→ Stated goal
Where a line holds the string "décisions", return that line.

►

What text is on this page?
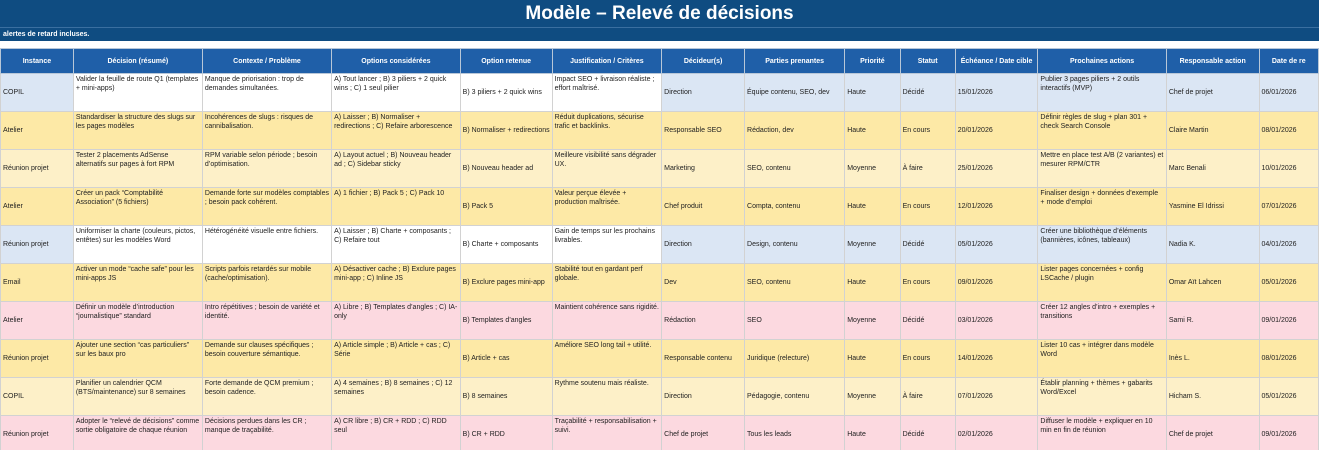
Modèle – Relevé de décisions
alertes de retard incluses.
Instance	Décision (résumé)	Contexte / Problème	Options considérées	Option retenue	Justification / Critères	Décideur(s)	Parties prenantes	Priorité	Statut	Échéance / Date cible	Prochaines actions	Responsable action	Date de re
COPIL	Valider la feuille de route Q1 (templates + mini-apps)	Manque de priorisation : trop de demandes simultanées.	A) Tout lancer ; B) 3 piliers + 2 quick wins ; C) 1 seul pilier	B) 3 piliers + 2 quick wins	Impact SEO + livraison réaliste ; effort maîtrisé.	Direction	Équipe contenu, SEO, dev	Haute	Décidé	15/01/2026	Publier 3 pages piliers + 2 outils interactifs (MVP)	Chef de projet	06/01/2026
Atelier	Standardiser la structure des slugs sur les pages modèles	Incohérences de slugs : risques de cannibalisation.	A) Laisser ; B) Normaliser + redirections ; C) Refaire arborescence	B) Normaliser + redirections	Réduit duplications, sécurise trafic et backlinks.	Responsable SEO	Rédaction, dev	Haute	En cours	20/01/2026	Définir règles de slug + plan 301 + check Search Console	Claire Martin	08/01/2026
Réunion projet	Tester 2 placements AdSense alternatifs sur pages à fort RPM	RPM variable selon période ; besoin d’optimisation.	A) Layout actuel ; B) Nouveau header ad ; C) Sidebar sticky	B) Nouveau header ad	Meilleure visibilité sans dégrader UX.	Marketing	SEO, contenu	Moyenne	À faire	25/01/2026	Mettre en place test A/B (2 variantes) et mesurer RPM/CTR	Marc Benali	10/01/2026
Atelier	Créer un pack “Comptabilité Association” (5 fichiers)	Demande forte sur modèles comptables ; besoin pack cohérent.	A) 1 fichier ; B) Pack 5 ; C) Pack 10	B) Pack 5	Valeur perçue élevée + production maîtrisée.	Chef produit	Compta, contenu	Haute	En cours	12/01/2026	Finaliser design + données d’exemple + mode d’emploi	Yasmine El Idrissi	07/01/2026
Réunion projet	Uniformiser la charte (couleurs, pictos, entêtes) sur les modèles Word	Hétérogénéité visuelle entre fichiers.	A) Laisser ; B) Charte + composants ; C) Refaire tout	B) Charte + composants	Gain de temps sur les prochains livrables.	Direction	Design, contenu	Moyenne	Décidé	05/01/2026	Créer une bibliothèque d’éléments (bannières, icônes, tableaux)	Nadia K.	04/01/2026
Email	Activer un mode “cache safe” pour les mini-apps JS	Scripts parfois retardés sur mobile (cache/optimisation).	A) Désactiver cache ; B) Exclure pages mini-app ; C) Inline JS	B) Exclure pages mini-app	Stabilité tout en gardant perf globale.	Dev	SEO, contenu	Haute	En cours	09/01/2026	Lister pages concernées + config LSCache / plugin	Omar Aït Lahcen	05/01/2026
Atelier	Définir un modèle d’introduction “journalistique” standard	Intro répétitives ; besoin de variété et identité.	A) Libre ; B) Templates d’angles ; C) IA-only	B) Templates d’angles	Maintient cohérence sans rigidité.	Rédaction	SEO	Moyenne	Décidé	03/01/2026	Créer 12 angles d’intro + exemples + transitions	Sami R.	09/01/2026
Réunion projet	Ajouter une section “cas particuliers” sur les baux pro	Demande sur clauses spécifiques ; besoin couverture sémantique.	A) Article simple ; B) Article + cas ; C) Série	B) Article + cas	Améliore SEO long tail + utilité.	Responsable contenu	Juridique (relecture)	Haute	En cours	14/01/2026	Lister 10 cas + intégrer dans modèle Word	Inès L.	08/01/2026
COPIL	Planifier un calendrier QCM (BTS/maintenance) sur 8 semaines	Forte demande de QCM premium ; besoin cadence.	A) 4 semaines ; B) 8 semaines ; C) 12 semaines	B) 8 semaines	Rythme soutenu mais réaliste.	Direction	Pédagogie, contenu	Moyenne	À faire	07/01/2026	Établir planning + thèmes + gabarits Word/Excel	Hicham S.	05/01/2026
Réunion projet	Adopter le “relevé de décisions” comme sortie obligatoire de chaque réunion	Décisions perdues dans les CR ; manque de traçabilité.	A) CR libre ; B) CR + RDD ; C) RDD seul	B) CR + RDD	Traçabilité + responsabilisation + suivi.	Chef de projet	Tous les leads	Haute	Décidé	02/01/2026	Diffuser le modèle + expliquer en 10 min en fin de réunion	Chef de projet	09/01/2026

◄

→ Finished answer
Modèle – Relevé de décisions
Réunion projet	Adopter le “relevé de décisions” comme sortie obligatoire de chaque réunion	Décisions perdues dans les CR ; manque de traçabilité.	A) CR libre ; B) CR + RDD ; C) RDD seul	B) CR + RDD	Traçabilité + responsabilisation + suivi.	Chef de projet	Tous les leads	Haute	Décidé	02/01/2026	Diffuser le modèle + expliquer en 10 min en fin de réunion	Chef de projet	09/01/2026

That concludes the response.